Em uma única tacada, o presidente Jair Bolsonaro conseguiu enfraquecer a recém-nascida proposta de reforma da Previdência. O texto foi enviado ao Congresso há apenas 9 dias e, como já era de se esperar, não faltou quem quisesse alterar a proposta. Houve críticas, por exemplo, às mudanças sugeridas pela área econômica no pagamento de benefícios assistenciais para idosos pobres (BPC) e nas aposentadorias dos trabalhadores rurais.

Mas enquanto a equipe fazia reuniões com bancadas e lideranças para explicar a importância da reforma, uma surpresa veio diretamente do Planalto. Em café da manhã com jornalistas ontem, o próprio Bolsonaro —que fora pessoalmente entregar a proposta ao presidente da Câmara, Rodrigo Maia —disse que poderia aceitar as mudanças no BPC. Ele ainda acenou com uma redução da idade mínima de aposentadoria das mulheres, de 62 para 60 anos, e mudanças nas novas regras de pensão. Para isso, nem havia demanda do Legislativo ainda.

*DADOS FORNECIDOS*:
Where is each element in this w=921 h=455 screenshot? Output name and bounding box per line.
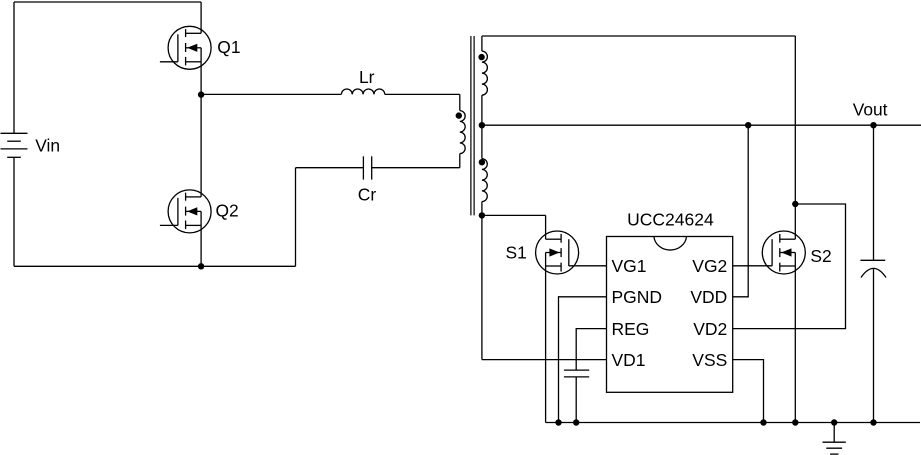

*O QUE FAZER*:
A - Redigite o trecho do texto sobre a reforma da Previdência que vai de "Mas enquanto a" até "do Legislativo ainda.", incluindo essas palavras.
B - Continue o texto sobre a reforma da Previdência, começando logo depois da última frase.
Os dados não têm nenhuma função aqui.

*RESPOSTAS EM ORDEM*:
A -
Mas enquanto a equipe fazia reuniões com bancadas e lideranças para explicar a importância da reforma, uma surpresa veio diretamente do Planalto. Em café da manhã com jornalistas ontem, o próprio Bolsonaro —que fora pessoalmente entregar a proposta ao presidente da Câmara, Rodrigo Maia —disse que poderia aceitar as mudanças no BPC. Ele ainda acenou com uma redução da idade mínima de aposentadoria das mulheres, de 62 para 60 anos, e mudanças nas novas regras de pensão. Para isso, nem havia demanda do Legislativo ainda.

B -
Técnicos do governo não entenderam as declarações do presidente. E admitiram que falar em ceder assim tão cedo dentro do processo de negociação não é boa coisa. O governo ainda não tem uma base de apoio clara e mesmo dentro de seu partido, o PSL, há quem diga que a reforma “não passa como está”.

As mudanças no BPC geram uma economia de pouco mais de R$ 28 bilhões aos cofres públicos em dez anos, segundo cálculos da Instituição Fiscal Independente (IFI). Mas a alteração da idade mínima tende a ser mais expressiva e pode acabar sendo combinada com outros ajustes que geram perdas para a reforma.

Para justificar a atitude do presidente, os técnicos dizem —sem muita convicção —que ele tem sensibilidade política para tratar do assunto. Essa também é a avaliação de parte do Palácio do Planalto, que diz que isso pode facilitar a interlocução com o Congresso. O mercado, por outro lado, não entendeu o movimento de Bolsonaro dessa forma. As declarações do presidente ajudaram a Bolsa brasileira a amargar perdas.

Enquanto isso, o ministro Paulo Guedes tem preferido não falar. Transferiu a tarefa para o secretário especial de Previdência e Trabalho, Rogério Marinho, e sua equipe. Talvez seja o momento de Guedes conversar com o chefe para afinar o discurso e alertá-lo de que, mesmo com a necessidade de um ou outro ajuste no texto que viabilize sua aprovação, a reforma precisa trazer aos cofres públicos uma economia de R$ 1 trilhão em um década. Isso é o que foi prometido. E é isso que vai ser cobrado do presidente que gosta de dizer que missão dada é missão cumprida.